*Exercise*
Can you rewrite the listing below, swapping "point-pink" for "marker-pink" everywhere and leaving everything else unchanged?

*Provided entries*
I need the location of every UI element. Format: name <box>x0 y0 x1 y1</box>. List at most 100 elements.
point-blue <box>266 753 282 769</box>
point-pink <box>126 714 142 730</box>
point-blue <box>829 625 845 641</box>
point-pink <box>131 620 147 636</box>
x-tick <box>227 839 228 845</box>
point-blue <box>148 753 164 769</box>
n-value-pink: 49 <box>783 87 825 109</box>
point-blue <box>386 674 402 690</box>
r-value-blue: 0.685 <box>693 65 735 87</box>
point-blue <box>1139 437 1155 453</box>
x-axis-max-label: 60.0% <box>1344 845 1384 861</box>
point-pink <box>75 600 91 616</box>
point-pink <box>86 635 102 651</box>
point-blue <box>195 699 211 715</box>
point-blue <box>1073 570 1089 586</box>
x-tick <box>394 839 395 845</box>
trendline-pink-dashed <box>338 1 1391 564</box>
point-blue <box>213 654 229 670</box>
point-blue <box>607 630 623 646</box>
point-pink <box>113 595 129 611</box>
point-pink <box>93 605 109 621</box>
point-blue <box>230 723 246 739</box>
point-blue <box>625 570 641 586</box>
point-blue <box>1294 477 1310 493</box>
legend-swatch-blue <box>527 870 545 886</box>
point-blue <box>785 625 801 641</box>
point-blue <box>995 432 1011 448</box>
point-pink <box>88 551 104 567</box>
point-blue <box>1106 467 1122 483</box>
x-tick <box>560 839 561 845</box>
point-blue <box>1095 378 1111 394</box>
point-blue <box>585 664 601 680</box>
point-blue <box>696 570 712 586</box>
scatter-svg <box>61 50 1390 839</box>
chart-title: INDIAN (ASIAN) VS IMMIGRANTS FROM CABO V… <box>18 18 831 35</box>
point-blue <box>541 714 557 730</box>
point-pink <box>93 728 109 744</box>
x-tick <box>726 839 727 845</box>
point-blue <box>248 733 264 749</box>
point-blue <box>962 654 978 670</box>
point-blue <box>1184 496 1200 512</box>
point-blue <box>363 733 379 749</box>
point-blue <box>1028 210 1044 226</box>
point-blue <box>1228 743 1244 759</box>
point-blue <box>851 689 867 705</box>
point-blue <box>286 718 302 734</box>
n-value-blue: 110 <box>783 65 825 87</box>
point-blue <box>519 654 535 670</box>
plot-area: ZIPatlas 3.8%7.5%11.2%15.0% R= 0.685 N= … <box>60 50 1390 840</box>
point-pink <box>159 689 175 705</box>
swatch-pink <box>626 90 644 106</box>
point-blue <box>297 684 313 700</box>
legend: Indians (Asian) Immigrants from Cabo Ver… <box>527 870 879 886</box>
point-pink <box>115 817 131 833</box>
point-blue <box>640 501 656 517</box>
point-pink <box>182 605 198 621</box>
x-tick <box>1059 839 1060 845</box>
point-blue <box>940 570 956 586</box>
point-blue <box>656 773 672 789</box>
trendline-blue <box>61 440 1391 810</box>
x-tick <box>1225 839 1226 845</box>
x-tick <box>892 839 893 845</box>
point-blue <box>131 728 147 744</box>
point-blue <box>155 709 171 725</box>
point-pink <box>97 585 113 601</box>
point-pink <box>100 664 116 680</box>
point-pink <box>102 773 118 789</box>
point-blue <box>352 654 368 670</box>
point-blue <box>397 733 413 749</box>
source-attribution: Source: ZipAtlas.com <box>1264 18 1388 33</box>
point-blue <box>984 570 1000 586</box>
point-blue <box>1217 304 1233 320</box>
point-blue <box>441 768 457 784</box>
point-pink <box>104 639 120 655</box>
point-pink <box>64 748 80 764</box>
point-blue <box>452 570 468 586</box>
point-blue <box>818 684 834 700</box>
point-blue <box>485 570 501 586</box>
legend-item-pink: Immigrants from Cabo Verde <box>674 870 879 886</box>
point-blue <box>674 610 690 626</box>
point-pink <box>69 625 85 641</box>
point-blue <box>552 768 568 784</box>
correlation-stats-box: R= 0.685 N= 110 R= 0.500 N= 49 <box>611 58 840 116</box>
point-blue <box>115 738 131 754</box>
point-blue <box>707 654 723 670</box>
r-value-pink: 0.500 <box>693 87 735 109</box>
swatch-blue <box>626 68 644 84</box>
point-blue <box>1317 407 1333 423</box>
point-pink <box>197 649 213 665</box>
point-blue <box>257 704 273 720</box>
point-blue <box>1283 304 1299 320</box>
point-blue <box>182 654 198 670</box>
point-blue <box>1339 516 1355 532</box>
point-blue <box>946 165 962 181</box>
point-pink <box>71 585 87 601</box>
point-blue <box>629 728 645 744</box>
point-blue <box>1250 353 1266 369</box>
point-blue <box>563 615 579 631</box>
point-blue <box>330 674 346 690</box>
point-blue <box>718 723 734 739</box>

*Response*
I need the location of every UI element. Format: name <box>x0 y0 x1 y1</box>. List at most 100 elements.
point-blue <box>266 753 282 769</box>
marker-pink <box>126 714 142 730</box>
point-blue <box>829 625 845 641</box>
marker-pink <box>131 620 147 636</box>
x-tick <box>227 839 228 845</box>
point-blue <box>148 753 164 769</box>
n-value-pink: 49 <box>783 87 825 109</box>
point-blue <box>386 674 402 690</box>
r-value-blue: 0.685 <box>693 65 735 87</box>
point-blue <box>1139 437 1155 453</box>
x-axis-max-label: 60.0% <box>1344 845 1384 861</box>
marker-pink <box>75 600 91 616</box>
marker-pink <box>86 635 102 651</box>
point-blue <box>195 699 211 715</box>
point-blue <box>1073 570 1089 586</box>
x-tick <box>394 839 395 845</box>
trendline-pink-dashed <box>338 1 1391 564</box>
point-blue <box>213 654 229 670</box>
point-blue <box>607 630 623 646</box>
marker-pink <box>113 595 129 611</box>
marker-pink <box>93 605 109 621</box>
point-blue <box>230 723 246 739</box>
point-blue <box>625 570 641 586</box>
point-blue <box>1294 477 1310 493</box>
legend-swatch-blue <box>527 870 545 886</box>
point-blue <box>785 625 801 641</box>
point-blue <box>995 432 1011 448</box>
marker-pink <box>88 551 104 567</box>
point-blue <box>1106 467 1122 483</box>
x-tick <box>560 839 561 845</box>
point-blue <box>1095 378 1111 394</box>
point-blue <box>585 664 601 680</box>
point-blue <box>696 570 712 586</box>
scatter-svg <box>61 50 1390 839</box>
chart-title: INDIAN (ASIAN) VS IMMIGRANTS FROM CABO V… <box>18 18 831 35</box>
point-blue <box>541 714 557 730</box>
marker-pink <box>93 728 109 744</box>
x-tick <box>726 839 727 845</box>
point-blue <box>248 733 264 749</box>
point-blue <box>962 654 978 670</box>
point-blue <box>1184 496 1200 512</box>
point-blue <box>363 733 379 749</box>
point-blue <box>1028 210 1044 226</box>
point-blue <box>1228 743 1244 759</box>
point-blue <box>851 689 867 705</box>
point-blue <box>286 718 302 734</box>
n-value-blue: 110 <box>783 65 825 87</box>
point-blue <box>519 654 535 670</box>
plot-area: ZIPatlas 3.8%7.5%11.2%15.0% R= 0.685 N= … <box>60 50 1390 840</box>
marker-pink <box>159 689 175 705</box>
swatch-pink <box>626 90 644 106</box>
point-blue <box>297 684 313 700</box>
legend: Indians (Asian) Immigrants from Cabo Ver… <box>527 870 879 886</box>
marker-pink <box>115 817 131 833</box>
point-blue <box>640 501 656 517</box>
marker-pink <box>182 605 198 621</box>
x-tick <box>1059 839 1060 845</box>
point-blue <box>940 570 956 586</box>
point-blue <box>656 773 672 789</box>
trendline-blue <box>61 440 1391 810</box>
x-tick <box>1225 839 1226 845</box>
x-tick <box>892 839 893 845</box>
point-blue <box>131 728 147 744</box>
point-blue <box>155 709 171 725</box>
marker-pink <box>97 585 113 601</box>
marker-pink <box>100 664 116 680</box>
marker-pink <box>102 773 118 789</box>
point-blue <box>352 654 368 670</box>
point-blue <box>397 733 413 749</box>
source-attribution: Source: ZipAtlas.com <box>1264 18 1388 33</box>
point-blue <box>984 570 1000 586</box>
point-blue <box>1217 304 1233 320</box>
point-blue <box>441 768 457 784</box>
marker-pink <box>104 639 120 655</box>
marker-pink <box>64 748 80 764</box>
point-blue <box>452 570 468 586</box>
point-blue <box>818 684 834 700</box>
point-blue <box>485 570 501 586</box>
legend-item-pink: Immigrants from Cabo Verde <box>674 870 879 886</box>
point-blue <box>674 610 690 626</box>
marker-pink <box>69 625 85 641</box>
point-blue <box>552 768 568 784</box>
correlation-stats-box: R= 0.685 N= 110 R= 0.500 N= 49 <box>611 58 840 116</box>
point-blue <box>115 738 131 754</box>
point-blue <box>707 654 723 670</box>
r-value-pink: 0.500 <box>693 87 735 109</box>
swatch-blue <box>626 68 644 84</box>
point-blue <box>1317 407 1333 423</box>
marker-pink <box>197 649 213 665</box>
point-blue <box>257 704 273 720</box>
point-blue <box>1283 304 1299 320</box>
point-blue <box>182 654 198 670</box>
point-blue <box>1339 516 1355 532</box>
point-blue <box>946 165 962 181</box>
marker-pink <box>71 585 87 601</box>
point-blue <box>629 728 645 744</box>
point-blue <box>1250 353 1266 369</box>
point-blue <box>563 615 579 631</box>
point-blue <box>330 674 346 690</box>
point-blue <box>718 723 734 739</box>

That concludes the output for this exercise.